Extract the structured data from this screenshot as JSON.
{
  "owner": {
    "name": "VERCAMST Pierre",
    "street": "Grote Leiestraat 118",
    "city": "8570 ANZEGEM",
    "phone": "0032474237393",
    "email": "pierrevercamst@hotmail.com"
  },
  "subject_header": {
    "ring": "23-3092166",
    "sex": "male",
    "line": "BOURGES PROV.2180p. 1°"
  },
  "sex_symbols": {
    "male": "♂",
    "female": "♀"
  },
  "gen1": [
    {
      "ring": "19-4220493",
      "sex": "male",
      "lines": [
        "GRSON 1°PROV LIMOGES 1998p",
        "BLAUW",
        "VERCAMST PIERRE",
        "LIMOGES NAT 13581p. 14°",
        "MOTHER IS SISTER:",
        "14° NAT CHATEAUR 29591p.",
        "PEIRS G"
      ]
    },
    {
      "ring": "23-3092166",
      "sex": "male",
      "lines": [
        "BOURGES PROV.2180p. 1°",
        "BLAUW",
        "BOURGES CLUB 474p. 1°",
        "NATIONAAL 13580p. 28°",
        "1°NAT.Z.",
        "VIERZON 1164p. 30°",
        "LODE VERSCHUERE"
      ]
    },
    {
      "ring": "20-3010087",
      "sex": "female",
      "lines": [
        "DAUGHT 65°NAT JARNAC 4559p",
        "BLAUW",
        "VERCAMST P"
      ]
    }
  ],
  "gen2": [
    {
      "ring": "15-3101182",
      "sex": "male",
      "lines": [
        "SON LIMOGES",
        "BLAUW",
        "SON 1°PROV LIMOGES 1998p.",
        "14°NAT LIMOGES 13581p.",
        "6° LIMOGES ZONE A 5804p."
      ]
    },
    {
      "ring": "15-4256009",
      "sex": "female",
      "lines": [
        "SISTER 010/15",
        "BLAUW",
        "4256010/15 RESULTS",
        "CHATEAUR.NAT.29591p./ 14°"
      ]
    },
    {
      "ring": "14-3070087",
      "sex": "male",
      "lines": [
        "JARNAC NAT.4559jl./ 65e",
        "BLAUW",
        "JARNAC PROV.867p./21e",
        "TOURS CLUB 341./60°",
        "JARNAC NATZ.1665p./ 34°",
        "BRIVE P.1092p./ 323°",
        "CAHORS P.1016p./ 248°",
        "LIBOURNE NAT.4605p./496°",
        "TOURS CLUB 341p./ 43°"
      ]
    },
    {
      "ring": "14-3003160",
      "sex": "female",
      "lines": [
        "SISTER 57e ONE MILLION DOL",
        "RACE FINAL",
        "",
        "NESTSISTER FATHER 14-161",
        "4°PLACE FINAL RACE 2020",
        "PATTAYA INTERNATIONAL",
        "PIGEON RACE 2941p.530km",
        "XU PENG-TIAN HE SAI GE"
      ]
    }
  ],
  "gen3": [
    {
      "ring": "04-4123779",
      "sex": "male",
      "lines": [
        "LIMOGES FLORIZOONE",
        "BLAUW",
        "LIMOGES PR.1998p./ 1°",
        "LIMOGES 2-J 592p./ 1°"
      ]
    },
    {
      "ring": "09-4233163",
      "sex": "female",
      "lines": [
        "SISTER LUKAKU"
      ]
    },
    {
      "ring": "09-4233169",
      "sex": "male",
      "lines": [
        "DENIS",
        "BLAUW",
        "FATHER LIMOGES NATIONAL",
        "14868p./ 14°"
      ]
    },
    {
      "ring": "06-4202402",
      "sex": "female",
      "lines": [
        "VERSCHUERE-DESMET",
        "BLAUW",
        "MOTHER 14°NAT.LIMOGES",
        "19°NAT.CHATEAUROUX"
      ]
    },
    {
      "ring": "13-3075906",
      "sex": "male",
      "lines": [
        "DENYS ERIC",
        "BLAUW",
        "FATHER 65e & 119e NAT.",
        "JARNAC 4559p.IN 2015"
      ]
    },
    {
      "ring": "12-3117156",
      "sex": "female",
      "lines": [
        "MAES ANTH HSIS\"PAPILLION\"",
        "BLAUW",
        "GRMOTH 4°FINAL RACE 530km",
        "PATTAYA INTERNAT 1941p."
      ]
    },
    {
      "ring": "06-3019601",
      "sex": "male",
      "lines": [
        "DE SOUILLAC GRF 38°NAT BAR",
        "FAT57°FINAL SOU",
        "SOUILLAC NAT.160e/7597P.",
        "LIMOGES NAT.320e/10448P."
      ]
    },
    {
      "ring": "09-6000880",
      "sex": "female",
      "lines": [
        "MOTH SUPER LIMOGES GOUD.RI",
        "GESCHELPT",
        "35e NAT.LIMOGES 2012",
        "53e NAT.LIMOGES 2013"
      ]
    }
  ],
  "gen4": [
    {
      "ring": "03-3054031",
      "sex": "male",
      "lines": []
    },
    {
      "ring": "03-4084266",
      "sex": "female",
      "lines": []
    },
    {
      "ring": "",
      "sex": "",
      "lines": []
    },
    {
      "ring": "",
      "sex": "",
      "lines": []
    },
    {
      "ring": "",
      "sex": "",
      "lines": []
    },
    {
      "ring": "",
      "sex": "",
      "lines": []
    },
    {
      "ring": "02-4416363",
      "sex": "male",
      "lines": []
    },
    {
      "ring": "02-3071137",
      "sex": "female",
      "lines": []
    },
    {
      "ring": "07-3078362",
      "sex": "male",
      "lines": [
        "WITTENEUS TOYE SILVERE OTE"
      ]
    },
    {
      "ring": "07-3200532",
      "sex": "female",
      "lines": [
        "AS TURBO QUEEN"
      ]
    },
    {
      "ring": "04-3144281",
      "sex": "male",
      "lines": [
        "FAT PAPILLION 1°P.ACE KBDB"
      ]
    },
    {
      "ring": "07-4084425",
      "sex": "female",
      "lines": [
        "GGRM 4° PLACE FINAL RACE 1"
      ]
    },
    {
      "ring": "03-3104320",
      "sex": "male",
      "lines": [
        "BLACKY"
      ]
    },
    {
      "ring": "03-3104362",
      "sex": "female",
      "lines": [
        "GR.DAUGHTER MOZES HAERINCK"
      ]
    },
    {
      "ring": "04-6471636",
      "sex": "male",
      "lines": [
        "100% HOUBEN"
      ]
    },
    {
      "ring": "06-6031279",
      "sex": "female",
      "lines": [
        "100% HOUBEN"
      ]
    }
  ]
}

**Requirement**.
Extract all the entries word for word.

**Task result**.
Extract the structured data from this screenshot as JSON.
{
  "owner": {
    "name": "VERCAMST Pierre",
    "street": "Grote Leiestraat 118",
    "city": "8570 ANZEGEM",
    "phone": "0032474237393",
    "email": "pierrevercamst@hotmail.com"
  },
  "subject_header": {
    "ring": "23-3092166",
    "sex": "male",
    "line": "BOURGES PROV.2180p. 1°"
  },
  "sex_symbols": {
    "male": "♂",
    "female": "♀"
  },
  "gen1": [
    {
      "ring": "19-4220493",
      "sex": "male",
      "lines": [
        "GRSON 1°PROV LIMOGES 1998p",
        "BLAUW",
        "VERCAMST PIERRE",
        "LIMOGES NAT 13581p. 14°",
        "MOTHER IS SISTER:",
        "14° NAT CHATEAUR 29591p.",
        "PEIRS G"
      ]
    },
    {
      "ring": "23-3092166",
      "sex": "male",
      "lines": [
        "BOURGES PROV.2180p. 1°",
        "BLAUW",
        "BOURGES CLUB 474p. 1°",
        "NATIONAAL 13580p. 28°",
        "1°NAT.Z.",
        "VIERZON 1164p. 30°",
        "LODE VERSCHUERE"
      ]
    },
    {
      "ring": "20-3010087",
      "sex": "female",
      "lines": [
        "DAUGHT 65°NAT JARNAC 4559p",
        "BLAUW",
        "VERCAMST P"
      ]
    }
  ],
  "gen2": [
    {
      "ring": "15-3101182",
      "sex": "male",
      "lines": [
        "SON LIMOGES",
        "BLAUW",
        "SON 1°PROV LIMOGES 1998p.",
        "14°NAT LIMOGES 13581p.",
        "6° LIMOGES ZONE A 5804p."
      ]
    },
    {
      "ring": "15-4256009",
      "sex": "female",
      "lines": [
        "SISTER 010/15",
        "BLAUW",
        "4256010/15 RESULTS",
        "CHATEAUR.NAT.29591p./ 14°"
      ]
    },
    {
      "ring": "14-3070087",
      "sex": "male",
      "lines": [
        "JARNAC NAT.4559jl./ 65e",
        "BLAUW",
        "JARNAC PROV.867p./21e",
        "TOURS CLUB 341./60°",
        "JARNAC NATZ.1665p./ 34°",
        "BRIVE P.1092p./ 323°",
        "CAHORS P.1016p./ 248°",
        "LIBOURNE NAT.4605p./496°",
        "TOURS CLUB 341p./ 43°"
      ]
    },
    {
      "ring": "14-3003160",
      "sex": "female",
      "lines": [
        "SISTER 57e ONE MILLION DOL",
        "RACE FINAL",
        "",
        "NESTSISTER FATHER 14-161",
        "4°PLACE FINAL RACE 2020",
        "PATTAYA INTERNATIONAL",
        "PIGEON RACE 2941p.530km",
        "XU PENG-TIAN HE SAI GE"
      ]
    }
  ],
  "gen3": [
    {
      "ring": "04-4123779",
      "sex": "male",
      "lines": [
        "LIMOGES FLORIZOONE",
        "BLAUW",
        "LIMOGES PR.1998p./ 1°",
        "LIMOGES 2-J 592p./ 1°"
      ]
    },
    {
      "ring": "09-4233163",
      "sex": "female",
      "lines": [
        "SISTER LUKAKU"
      ]
    },
    {
      "ring": "09-4233169",
      "sex": "male",
      "lines": [
        "DENIS",
        "BLAUW",
        "FATHER LIMOGES NATIONAL",
        "14868p./ 14°"
      ]
    },
    {
      "ring": "06-4202402",
      "sex": "female",
      "lines": [
        "VERSCHUERE-DESMET",
        "BLAUW",
        "MOTHER 14°NAT.LIMOGES",
        "19°NAT.CHATEAUROUX"
      ]
    },
    {
      "ring": "13-3075906",
      "sex": "male",
      "lines": [
        "DENYS ERIC",
        "BLAUW",
        "FATHER 65e & 119e NAT.",
        "JARNAC 4559p.IN 2015"
      ]
    },
    {
      "ring": "12-3117156",
      "sex": "female",
      "lines": [
        "MAES ANTH HSIS\"PAPILLION\"",
        "BLAUW",
        "GRMOTH 4°FINAL RACE 530km",
        "PATTAYA INTERNAT 1941p."
      ]
    },
    {
      "ring": "06-3019601",
      "sex": "male",
      "lines": [
        "DE SOUILLAC GRF 38°NAT BAR",
        "FAT57°FINAL SOU",
        "SOUILLAC NAT.160e/7597P.",
        "LIMOGES NAT.320e/10448P."
      ]
    },
    {
      "ring": "09-6000880",
      "sex": "female",
      "lines": [
        "MOTH SUPER LIMOGES GOUD.RI",
        "GESCHELPT",
        "35e NAT.LIMOGES 2012",
        "53e NAT.LIMOGES 2013"
      ]
    }
  ],
  "gen4": [
    {
      "ring": "03-3054031",
      "sex": "male",
      "lines": []
    },
    {
      "ring": "03-4084266",
      "sex": "female",
      "lines": []
    },
    {
      "ring": "",
      "sex": "",
      "lines": []
    },
    {
      "ring": "",
      "sex": "",
      "lines": []
    },
    {
      "ring": "",
      "sex": "",
      "lines": []
    },
    {
      "ring": "",
      "sex": "",
      "lines": []
    },
    {
      "ring": "02-4416363",
      "sex": "male",
      "lines": []
    },
    {
      "ring": "02-3071137",
      "sex": "female",
      "lines": []
    },
    {
      "ring": "07-3078362",
      "sex": "male",
      "lines": [
        "WITTENEUS TOYE SILVERE OTE"
      ]
    },
    {
      "ring": "07-3200532",
      "sex": "female",
      "lines": [
        "AS TURBO QUEEN"
      ]
    },
    {
      "ring": "04-3144281",
      "sex": "male",
      "lines": [
        "FAT PAPILLION 1°P.ACE KBDB"
      ]
    },
    {
      "ring": "07-4084425",
      "sex": "female",
      "lines": [
        "GGRM 4° PLACE FINAL RACE 1"
      ]
    },
    {
      "ring": "03-3104320",
      "sex": "male",
      "lines": [
        "BLACKY"
      ]
    },
    {
      "ring": "03-3104362",
      "sex": "female",
      "lines": [
        "GR.DAUGHTER MOZES HAERINCK"
      ]
    },
    {
      "ring": "04-6471636",
      "sex": "male",
      "lines": [
        "100% HOUBEN"
      ]
    },
    {
      "ring": "06-6031279",
      "sex": "female",
      "lines": [
        "100% HOUBEN"
      ]
    }
  ]
}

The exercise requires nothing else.